Instrução »
Transcreva do trecho selecionado a parte que começa em "Mas ele esperou" e segue até "perguntarem minha profissão.", trocando "corrida" por "viagem".

Trecho selecionado »
⟨
Respondia a essa provocação
brincalhona dizendo: "Isso é
confidencial!" ou "Não, mas já
trabalhei para a C&A".
A provocação não me ofende
porque simpatizo com o antiamericanismo que expressa jocosamente. Afinal, a CIA ajudou a derrubar vários líderes eleitos, de João Goulart a Salvador Allende, e distorceu dados usados para justificar a invasão do Iraque.
Os brasileiros quebram o gelo com banalidades antes de
perguntar sobre a CIA. Por
quê? Pelo mesmo motivo que
não perguntam a um desconhecido sua profissão, algo
mais pessoal, até conhecê-lo
melhor.
Taxistas daqui demonstram
a mesma delicadeza, perguntando minha profissão depois
de um longo bate-papo. Uma
dessas conversas começou
num sinal fechado, quando o
taxista notou uma moça
atraente no carro ao lado e perguntou: "Você comeria ela?"
Achei a pergunta vulgar e disse
que era casado. "E daí?", disse.
"Comeria ela?" Para acabar
com o assunto, falei: "Comeria". "Com certeza!", ele disse.
Mas ele esperou até o fim da
corrida para dizer: "Me desculpe, mas o que você faz na vida?". Quer dizer, para ele, a
pergunta sobre minha profissão foi mais íntima do que
aquela sobre quem me atrai.
Homens de outras classes
confirmam essa impressão. Em
festas, é mais fácil fitarem uma
moça faceira e dizerem "gostosa, hein?" (que não tem a vulgaridade de um "você comeria
ela?") do que perguntarem minha profissão.
Nos EUA, é o contrário. Em
festas por lá, a primeira pergunta mais comum é: "Em que
você trabalha?" Por quê? Nos
EUA, você é definido principalmente pelo status que sua profissão confere. Raramente ouvem-se comentários como "gostosa, hein?", porque são
considerados sexistas e politicamente incorretos.
⟩
Dados fornecidos »
⟨
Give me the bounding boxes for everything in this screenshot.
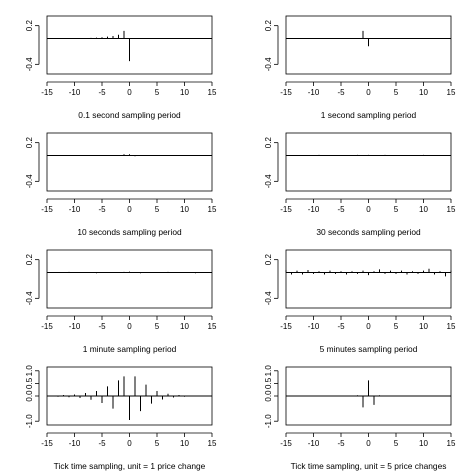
⟩
Resposta correta »
Mas ele esperou até o fim da
viagem para dizer: "Me desculpe, mas o que você faz na vida?". Quer dizer, para ele, a
pergunta sobre minha profissão foi mais íntima do que
aquela sobre quem me atrai.
Homens de outras classes
confirmam essa impressão. Em
festas, é mais fácil fitarem uma
moça faceira e dizerem "gostosa, hein?" (que não tem a vulgaridade de um "você comeria
ela?") do que perguntarem minha profissão.